- _Given request_:
Please answer these questions using the Bali trip blog post below:
1. At what time did the night flight arrive in Tokyo?
2. How many nights did the family spend in Ubud?
3. How much did it cost to hire a driver for a day?

- _Supplied text_:
───
Monday, December 29, 2008

Back home


We're home. We took a night flight back to Tokyo and arrived this morning at 7:45 a.m. (A Japan Airlines 747 makes a 16-hour round trip between Narita and Denpasar, Bali's capital, once a day.) We dragged our stuff into our house, Blaine made pancakes for the children, and I took a 3 hour nap!

We had a great trip in Bali - very relaxing, lots of sleep, and we loved being in a warmer climate without the humidity of Tokyo in the summer. The children are getting better about traveling, though Arno lived on pancakes, pasta, and french fries for 10 days.

We spent a week at the Westin in Nusa Dua, which is the equivalent of a gated community for enormous resort hotels, and three nights in Ubud, the alleged "cultural center" of Bali. I took heaps of photos and will write some blog posts about our trip this week, but here are a few of my favorites shots.

Lucinda sipped coconut milk from an actual coconut!


At the Westin, Blaine and I usually read for 1-2 hours every morning in a thatch-roofed pavilion.


Arno at the cliffside Ulu Watu temple.



And this is what I learned on my winter vacation:

- Lots of rich Russians vacation in Bali! The men are huge and hulking, with Russell Crowe's "Gladiator" hair, and the women favor peroxide-white long hair and the flashiest outfits imaginable.

- Being a tourist in Bali couldn't be more enjoyable. Beautiful beaches, well-managed hotels, spa treatments, and it's shockingly cheap - we often spent $36 for dinner for all of us, and we hired a driver for $40 a day. (The traffic is nuts there.)

- As a tourist, though, it's pretty rare to see anything that's authentically Balinese other than, say, people carrying heavy loads of stuff on their heads. Bali is known for its inexpensive, good-quality crafts like woodworking, basketweaving, batik, and silver jewelry. But any impression of this as "culture" is diluted by the craft shops lining the streets in every town near tourist centers. Which doesn't mean I couldn't find trinkets to bring home.
───
- _Annotated element entries_:
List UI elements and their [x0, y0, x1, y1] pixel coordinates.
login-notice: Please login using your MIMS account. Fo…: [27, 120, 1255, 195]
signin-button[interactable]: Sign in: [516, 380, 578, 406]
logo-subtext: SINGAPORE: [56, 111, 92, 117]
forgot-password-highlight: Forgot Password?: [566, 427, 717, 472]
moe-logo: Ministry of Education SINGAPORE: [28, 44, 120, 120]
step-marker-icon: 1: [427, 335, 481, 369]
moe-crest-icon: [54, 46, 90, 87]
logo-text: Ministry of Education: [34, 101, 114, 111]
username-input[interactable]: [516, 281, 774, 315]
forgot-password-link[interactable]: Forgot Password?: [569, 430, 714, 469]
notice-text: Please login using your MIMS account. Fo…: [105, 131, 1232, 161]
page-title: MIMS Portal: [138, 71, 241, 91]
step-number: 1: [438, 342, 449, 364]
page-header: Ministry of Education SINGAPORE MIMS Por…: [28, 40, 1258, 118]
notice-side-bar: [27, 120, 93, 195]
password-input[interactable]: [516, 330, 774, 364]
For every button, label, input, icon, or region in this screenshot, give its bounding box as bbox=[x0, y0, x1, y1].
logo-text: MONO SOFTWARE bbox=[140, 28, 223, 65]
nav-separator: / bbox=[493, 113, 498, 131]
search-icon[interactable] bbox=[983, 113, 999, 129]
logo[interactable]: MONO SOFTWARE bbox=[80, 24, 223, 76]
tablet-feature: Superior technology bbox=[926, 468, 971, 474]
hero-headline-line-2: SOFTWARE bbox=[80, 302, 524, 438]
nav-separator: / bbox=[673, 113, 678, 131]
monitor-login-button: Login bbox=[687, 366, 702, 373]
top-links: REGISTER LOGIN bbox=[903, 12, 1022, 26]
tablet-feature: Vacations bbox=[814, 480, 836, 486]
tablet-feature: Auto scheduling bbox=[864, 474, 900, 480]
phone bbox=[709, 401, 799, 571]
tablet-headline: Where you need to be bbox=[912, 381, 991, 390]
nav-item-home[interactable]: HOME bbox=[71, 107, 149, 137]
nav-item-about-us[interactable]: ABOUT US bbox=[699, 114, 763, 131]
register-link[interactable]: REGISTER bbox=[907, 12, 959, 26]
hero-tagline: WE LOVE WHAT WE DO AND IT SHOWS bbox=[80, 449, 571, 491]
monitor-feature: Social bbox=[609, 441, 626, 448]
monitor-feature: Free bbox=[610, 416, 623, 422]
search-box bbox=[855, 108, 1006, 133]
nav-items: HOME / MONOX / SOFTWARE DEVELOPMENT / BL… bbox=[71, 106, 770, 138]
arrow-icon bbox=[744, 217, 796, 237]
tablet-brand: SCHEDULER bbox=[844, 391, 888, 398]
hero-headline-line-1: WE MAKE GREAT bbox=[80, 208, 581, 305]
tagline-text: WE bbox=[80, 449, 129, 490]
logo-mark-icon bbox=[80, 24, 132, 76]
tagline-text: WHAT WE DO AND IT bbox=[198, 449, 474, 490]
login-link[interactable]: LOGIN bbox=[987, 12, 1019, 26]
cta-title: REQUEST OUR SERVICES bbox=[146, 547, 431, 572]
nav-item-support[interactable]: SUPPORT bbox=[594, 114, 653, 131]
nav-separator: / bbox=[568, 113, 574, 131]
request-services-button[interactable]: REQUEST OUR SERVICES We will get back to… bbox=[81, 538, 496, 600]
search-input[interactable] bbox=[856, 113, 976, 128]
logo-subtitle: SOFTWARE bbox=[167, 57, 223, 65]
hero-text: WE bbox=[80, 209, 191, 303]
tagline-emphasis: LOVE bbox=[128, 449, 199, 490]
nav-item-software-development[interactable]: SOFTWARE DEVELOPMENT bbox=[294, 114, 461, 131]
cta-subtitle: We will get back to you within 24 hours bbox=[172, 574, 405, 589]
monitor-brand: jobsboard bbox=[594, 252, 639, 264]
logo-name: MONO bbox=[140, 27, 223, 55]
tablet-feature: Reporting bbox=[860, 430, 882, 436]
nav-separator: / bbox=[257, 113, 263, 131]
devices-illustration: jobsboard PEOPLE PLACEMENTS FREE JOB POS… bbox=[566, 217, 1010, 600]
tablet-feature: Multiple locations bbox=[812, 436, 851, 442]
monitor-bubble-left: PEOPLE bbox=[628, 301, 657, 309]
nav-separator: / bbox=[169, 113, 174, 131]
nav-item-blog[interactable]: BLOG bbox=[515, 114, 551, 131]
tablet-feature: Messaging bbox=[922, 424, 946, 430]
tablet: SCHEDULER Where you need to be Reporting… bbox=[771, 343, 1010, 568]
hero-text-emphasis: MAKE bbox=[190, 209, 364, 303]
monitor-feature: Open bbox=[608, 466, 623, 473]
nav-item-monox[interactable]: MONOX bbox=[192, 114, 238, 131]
───
- _Finished exercise_:
1. 7:45 a.m.
2. Three nights
3. $40